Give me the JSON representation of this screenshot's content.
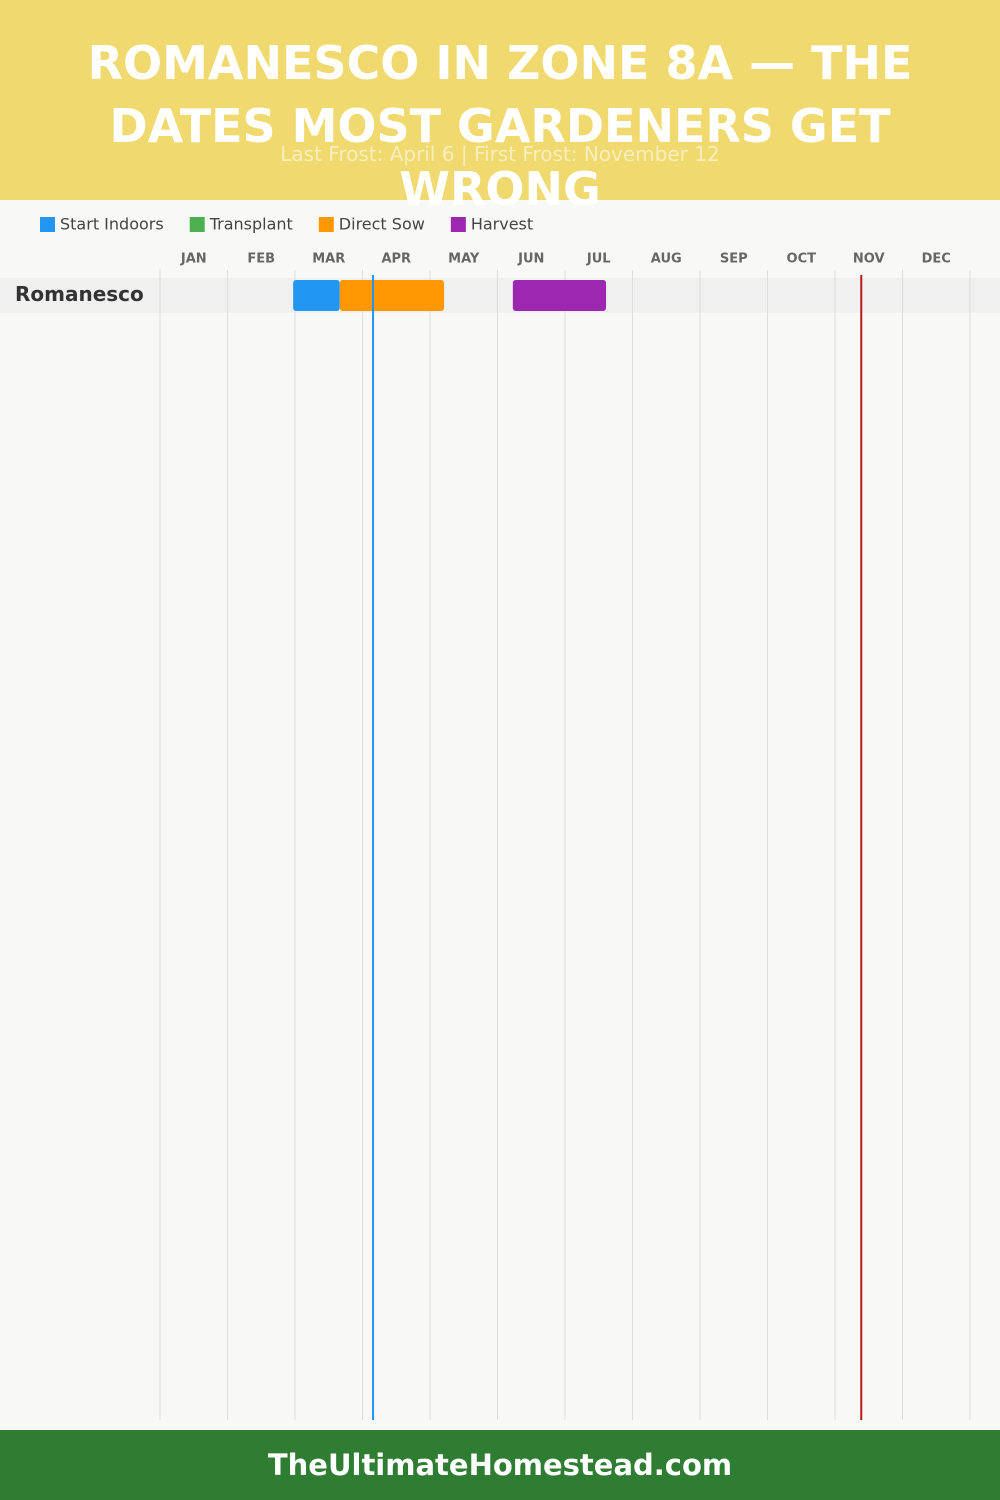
{
  "chart_data": {
    "type": "gantt",
    "title": "ROMANESCO IN ZONE 8A — THE DATES MOST GARDENERS GET WRONG",
    "subtitle": "Last Frost: April 6 | First Frost: November 12",
    "categories": [
      "JAN",
      "FEB",
      "MAR",
      "APR",
      "MAY",
      "JUN",
      "JUL",
      "AUG",
      "SEP",
      "OCT",
      "NOV",
      "DEC"
    ],
    "xlim": [
      0,
      365
    ],
    "rows": [
      "Romanesco"
    ],
    "series": [
      {
        "name": "Start Indoors",
        "color": "#2196f3",
        "start": [
          60
        ],
        "end": [
          81
        ]
      },
      {
        "name": "Transplant",
        "color": "#4caf50",
        "start": [
          null
        ],
        "end": [
          null
        ]
      },
      {
        "name": "Direct Sow",
        "color": "#ff9800",
        "start": [
          81
        ],
        "end": [
          128
        ]
      },
      {
        "name": "Harvest",
        "color": "#9c27b0",
        "start": [
          159
        ],
        "end": [
          201
        ]
      }
    ],
    "markers": [
      {
        "value": 96,
        "color": "#2196f3"
      },
      {
        "value": 316,
        "color": "#b71c1c"
      }
    ]
  },
  "footer": "TheUltimateHomestead.com"
}
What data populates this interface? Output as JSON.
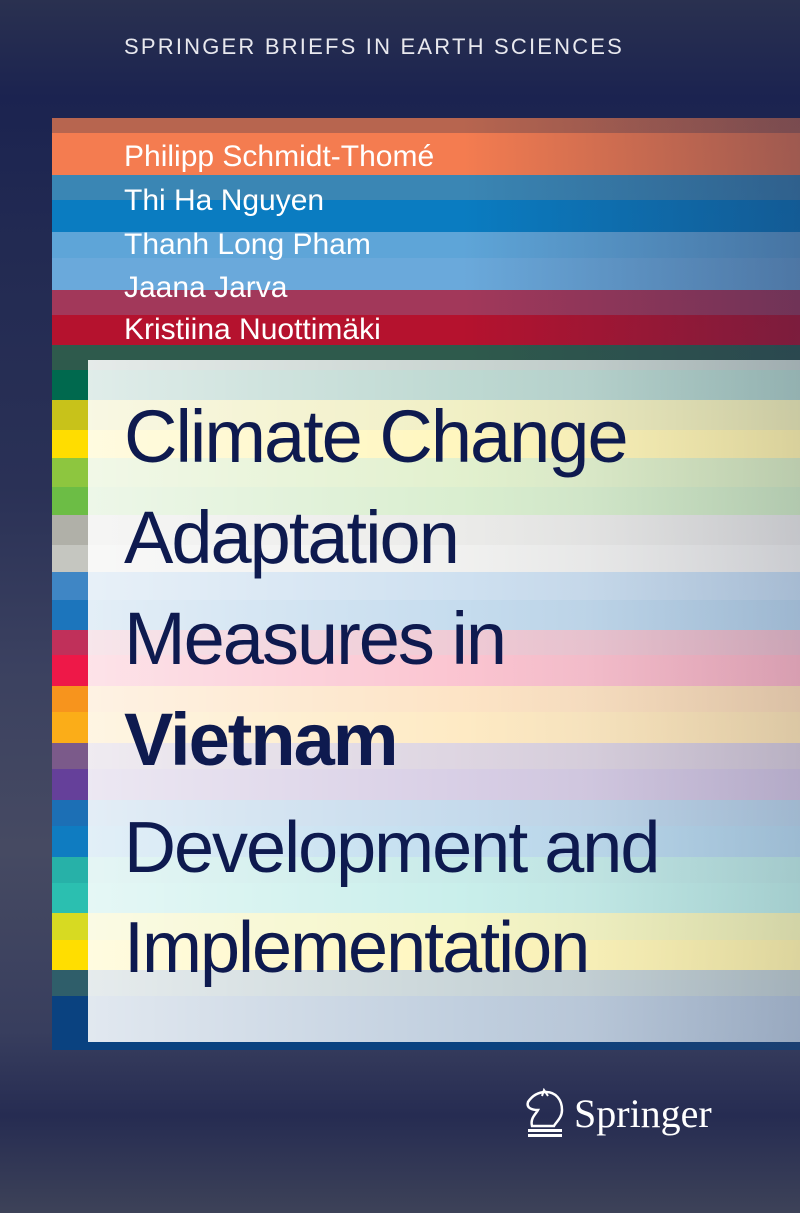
{
  "series": "SPRINGER BRIEFS IN EARTH SCIENCES",
  "authors": [
    "Philipp Schmidt-Thomé",
    "Thi Ha Nguyen",
    "Thanh Long Pham",
    "Jaana Jarva",
    "Kristiina Nuottimäki"
  ],
  "title": [
    "Climate Change",
    "Adaptation",
    "Measures in",
    "Vietnam"
  ],
  "subtitle": [
    "Development and",
    "Implementation"
  ],
  "publisher": "Springer",
  "colors": {
    "title_text": "#0e1a4f",
    "author_stripes": [
      "#b7654f",
      "#f47c50",
      "#3a86b4",
      "#0a7cc1",
      "#5ea5d8",
      "#6aa9db",
      "#a2385a",
      "#b5122e"
    ],
    "side_stripes": [
      "#2e5a4c",
      "#00694e",
      "#c8c21a",
      "#ffdd00",
      "#8dc63f",
      "#6cbd45",
      "#b0b0a8",
      "#c5c6c0",
      "#3f86c5",
      "#1c75bc",
      "#c0305a",
      "#ee1848",
      "#f7941d",
      "#fbad18",
      "#7b5a8a",
      "#65409a",
      "#1c6fb5",
      "#0f7cc1",
      "#27b1a8",
      "#2bbfb0",
      "#d7da22",
      "#ffde00",
      "#2f5e6a",
      "#0a4280"
    ]
  }
}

=-=-=

→ **What is asked**: Show every line of the records above that contains the word "this".

→ **Problem solution**:
Give me the JSON representation of this screenshot's content.
What data populates this interface? Output as JSON.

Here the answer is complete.